(Dataset entries)
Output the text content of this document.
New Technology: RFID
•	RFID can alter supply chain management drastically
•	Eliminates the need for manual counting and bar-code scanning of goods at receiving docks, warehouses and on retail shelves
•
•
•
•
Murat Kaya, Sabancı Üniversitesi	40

* **Exercise description**:
Find the word "RFID" in the records and pull out each line that has it.

* **Exercise response**:
New Technology: RFID
•	RFID can alter supply chain management drastically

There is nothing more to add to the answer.